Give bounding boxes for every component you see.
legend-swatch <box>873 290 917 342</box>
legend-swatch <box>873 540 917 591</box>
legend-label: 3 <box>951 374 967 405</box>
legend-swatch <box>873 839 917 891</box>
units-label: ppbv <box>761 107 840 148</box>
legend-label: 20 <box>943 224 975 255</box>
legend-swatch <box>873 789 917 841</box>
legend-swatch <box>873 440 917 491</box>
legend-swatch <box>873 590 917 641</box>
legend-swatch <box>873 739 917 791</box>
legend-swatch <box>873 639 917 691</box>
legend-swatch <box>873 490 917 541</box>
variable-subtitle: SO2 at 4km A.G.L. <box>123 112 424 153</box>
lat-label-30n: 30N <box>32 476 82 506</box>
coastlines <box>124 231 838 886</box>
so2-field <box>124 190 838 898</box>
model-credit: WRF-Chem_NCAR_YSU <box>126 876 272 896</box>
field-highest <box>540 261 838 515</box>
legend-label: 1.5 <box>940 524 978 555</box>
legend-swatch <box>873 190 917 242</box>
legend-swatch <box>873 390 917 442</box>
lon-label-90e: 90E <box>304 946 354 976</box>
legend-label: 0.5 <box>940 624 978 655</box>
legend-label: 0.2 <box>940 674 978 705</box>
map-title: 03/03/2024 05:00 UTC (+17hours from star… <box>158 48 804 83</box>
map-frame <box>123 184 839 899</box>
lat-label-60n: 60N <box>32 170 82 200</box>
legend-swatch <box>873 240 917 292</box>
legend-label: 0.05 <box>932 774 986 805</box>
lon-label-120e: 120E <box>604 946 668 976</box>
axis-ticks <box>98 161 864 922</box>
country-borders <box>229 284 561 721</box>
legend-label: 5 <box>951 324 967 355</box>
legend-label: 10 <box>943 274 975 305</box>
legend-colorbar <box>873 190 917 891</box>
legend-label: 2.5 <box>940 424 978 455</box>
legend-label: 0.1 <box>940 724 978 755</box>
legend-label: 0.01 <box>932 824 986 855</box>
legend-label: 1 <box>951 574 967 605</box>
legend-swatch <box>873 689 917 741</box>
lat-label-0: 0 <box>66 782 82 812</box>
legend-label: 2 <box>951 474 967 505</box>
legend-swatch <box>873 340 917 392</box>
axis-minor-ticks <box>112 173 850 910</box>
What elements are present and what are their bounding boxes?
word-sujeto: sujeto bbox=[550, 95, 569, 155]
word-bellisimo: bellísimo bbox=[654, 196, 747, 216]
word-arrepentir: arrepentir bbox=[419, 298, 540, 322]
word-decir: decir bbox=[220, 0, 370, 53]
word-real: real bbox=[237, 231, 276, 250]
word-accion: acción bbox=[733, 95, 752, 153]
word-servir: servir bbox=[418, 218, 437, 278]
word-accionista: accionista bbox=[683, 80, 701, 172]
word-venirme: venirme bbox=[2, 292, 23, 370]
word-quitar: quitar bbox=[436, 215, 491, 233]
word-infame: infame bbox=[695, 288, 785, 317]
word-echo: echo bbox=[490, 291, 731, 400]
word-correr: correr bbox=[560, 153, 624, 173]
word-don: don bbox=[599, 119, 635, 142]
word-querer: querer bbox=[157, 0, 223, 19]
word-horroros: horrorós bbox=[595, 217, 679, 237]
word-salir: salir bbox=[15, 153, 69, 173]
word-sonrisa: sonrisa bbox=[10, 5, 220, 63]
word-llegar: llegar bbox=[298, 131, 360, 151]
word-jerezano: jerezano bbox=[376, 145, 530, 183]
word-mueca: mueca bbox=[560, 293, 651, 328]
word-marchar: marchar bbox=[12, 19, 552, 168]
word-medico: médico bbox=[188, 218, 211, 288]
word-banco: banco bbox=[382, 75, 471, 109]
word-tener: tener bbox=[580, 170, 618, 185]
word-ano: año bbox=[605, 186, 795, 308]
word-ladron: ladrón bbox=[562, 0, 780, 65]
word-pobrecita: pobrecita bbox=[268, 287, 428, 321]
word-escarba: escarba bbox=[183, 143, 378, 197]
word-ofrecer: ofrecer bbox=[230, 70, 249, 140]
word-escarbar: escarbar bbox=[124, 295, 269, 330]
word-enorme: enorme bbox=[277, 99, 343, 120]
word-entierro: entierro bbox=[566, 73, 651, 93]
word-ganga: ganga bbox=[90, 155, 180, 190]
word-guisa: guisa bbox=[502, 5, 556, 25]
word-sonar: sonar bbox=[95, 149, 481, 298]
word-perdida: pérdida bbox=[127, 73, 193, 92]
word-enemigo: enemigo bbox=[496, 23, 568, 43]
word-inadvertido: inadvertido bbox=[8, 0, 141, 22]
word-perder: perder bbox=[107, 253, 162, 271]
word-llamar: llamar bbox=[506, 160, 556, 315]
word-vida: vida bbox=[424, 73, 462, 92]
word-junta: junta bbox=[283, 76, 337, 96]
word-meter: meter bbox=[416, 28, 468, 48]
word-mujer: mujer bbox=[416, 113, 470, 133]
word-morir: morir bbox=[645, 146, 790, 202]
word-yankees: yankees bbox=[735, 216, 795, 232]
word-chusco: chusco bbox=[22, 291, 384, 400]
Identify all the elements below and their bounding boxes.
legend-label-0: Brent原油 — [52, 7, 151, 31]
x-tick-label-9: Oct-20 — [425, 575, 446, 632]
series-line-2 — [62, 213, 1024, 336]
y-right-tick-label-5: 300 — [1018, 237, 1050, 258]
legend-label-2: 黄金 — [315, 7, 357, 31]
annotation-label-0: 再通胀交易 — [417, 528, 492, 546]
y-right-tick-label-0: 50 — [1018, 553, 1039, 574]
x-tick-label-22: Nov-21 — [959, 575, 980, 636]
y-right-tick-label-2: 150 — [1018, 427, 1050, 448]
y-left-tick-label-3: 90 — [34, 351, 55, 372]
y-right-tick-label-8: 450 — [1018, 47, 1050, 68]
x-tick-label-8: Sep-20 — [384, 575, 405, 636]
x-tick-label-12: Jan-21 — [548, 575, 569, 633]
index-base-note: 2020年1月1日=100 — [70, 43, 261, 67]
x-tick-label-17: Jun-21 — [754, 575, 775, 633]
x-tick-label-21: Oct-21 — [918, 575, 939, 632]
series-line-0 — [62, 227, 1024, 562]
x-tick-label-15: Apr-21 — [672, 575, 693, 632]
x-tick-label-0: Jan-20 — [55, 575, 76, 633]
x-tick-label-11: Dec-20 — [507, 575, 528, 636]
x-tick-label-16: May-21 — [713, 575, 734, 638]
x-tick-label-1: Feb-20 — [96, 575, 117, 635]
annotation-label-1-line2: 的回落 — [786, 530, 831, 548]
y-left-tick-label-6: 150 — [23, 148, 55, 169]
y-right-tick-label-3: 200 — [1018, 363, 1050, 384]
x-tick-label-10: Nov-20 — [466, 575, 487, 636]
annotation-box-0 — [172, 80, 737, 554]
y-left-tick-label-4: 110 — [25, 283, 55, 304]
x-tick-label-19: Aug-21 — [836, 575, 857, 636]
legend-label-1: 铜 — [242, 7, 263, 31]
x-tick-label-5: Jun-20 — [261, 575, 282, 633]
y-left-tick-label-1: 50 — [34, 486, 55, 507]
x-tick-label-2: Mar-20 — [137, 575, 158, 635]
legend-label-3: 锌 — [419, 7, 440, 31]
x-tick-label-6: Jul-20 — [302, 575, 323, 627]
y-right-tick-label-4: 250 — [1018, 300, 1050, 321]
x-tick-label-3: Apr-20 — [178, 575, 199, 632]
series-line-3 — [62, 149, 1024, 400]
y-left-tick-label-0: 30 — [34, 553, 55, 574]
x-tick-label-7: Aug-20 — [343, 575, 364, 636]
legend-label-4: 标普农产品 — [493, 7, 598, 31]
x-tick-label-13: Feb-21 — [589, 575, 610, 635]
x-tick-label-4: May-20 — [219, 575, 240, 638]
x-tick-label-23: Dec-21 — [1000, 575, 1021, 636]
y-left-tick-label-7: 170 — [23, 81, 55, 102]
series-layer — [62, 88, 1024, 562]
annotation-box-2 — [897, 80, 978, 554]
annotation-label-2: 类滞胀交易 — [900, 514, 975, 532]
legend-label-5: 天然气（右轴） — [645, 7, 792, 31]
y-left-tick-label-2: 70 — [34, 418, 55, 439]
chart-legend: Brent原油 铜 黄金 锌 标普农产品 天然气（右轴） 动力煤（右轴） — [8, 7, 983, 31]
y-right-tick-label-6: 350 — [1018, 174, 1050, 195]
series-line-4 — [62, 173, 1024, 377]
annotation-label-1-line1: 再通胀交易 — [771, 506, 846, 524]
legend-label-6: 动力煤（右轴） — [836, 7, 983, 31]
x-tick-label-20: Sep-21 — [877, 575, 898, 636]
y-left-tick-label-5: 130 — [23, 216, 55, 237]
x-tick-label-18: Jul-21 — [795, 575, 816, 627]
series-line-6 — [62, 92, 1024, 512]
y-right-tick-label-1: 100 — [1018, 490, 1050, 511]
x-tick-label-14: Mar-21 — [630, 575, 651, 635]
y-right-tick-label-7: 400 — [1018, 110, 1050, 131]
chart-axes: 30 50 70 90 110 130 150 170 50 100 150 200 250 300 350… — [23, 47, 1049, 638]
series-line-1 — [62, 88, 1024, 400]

[Description of the task] Turn everything above, from the start of the data down to the line containing "legend-label: 1.5 <box>940 524 978 555</box>", into a JSON list of strings with one string for each line, leaving out blank lines.

[Response for this exercise]
[
  "Give bounding boxes for every component you see.",
  "legend-swatch <box>873 290 917 342</box>",
  "legend-swatch <box>873 540 917 591</box>",
  "legend-label: 3 <box>951 374 967 405</box>",
  "legend-swatch <box>873 839 917 891</box>",
  "units-label: ppbv <box>761 107 840 148</box>",
  "legend-label: 20 <box>943 224 975 255</box>",
  "legend-swatch <box>873 789 917 841</box>",
  "legend-swatch <box>873 440 917 491</box>",
  "legend-swatch <box>873 590 917 641</box>",
  "legend-swatch <box>873 739 917 791</box>",
  "legend-swatch <box>873 639 917 691</box>",
  "legend-swatch <box>873 490 917 541</box>",
  "variable-subtitle: SO2 at 4km A.G.L. <box>123 112 424 153</box>",
  "lat-label-30n: 30N <box>32 476 82 506</box>",
  "coastlines <box>124 231 838 886</box>",
  "so2-field <box>124 190 838 898</box>",
  "model-credit: WRF-Chem_NCAR_YSU <box>126 876 272 896</box>",
  "field-highest <box>540 261 838 515</box>",
  "legend-label: 1.5 <box>940 524 978 555</box>"
]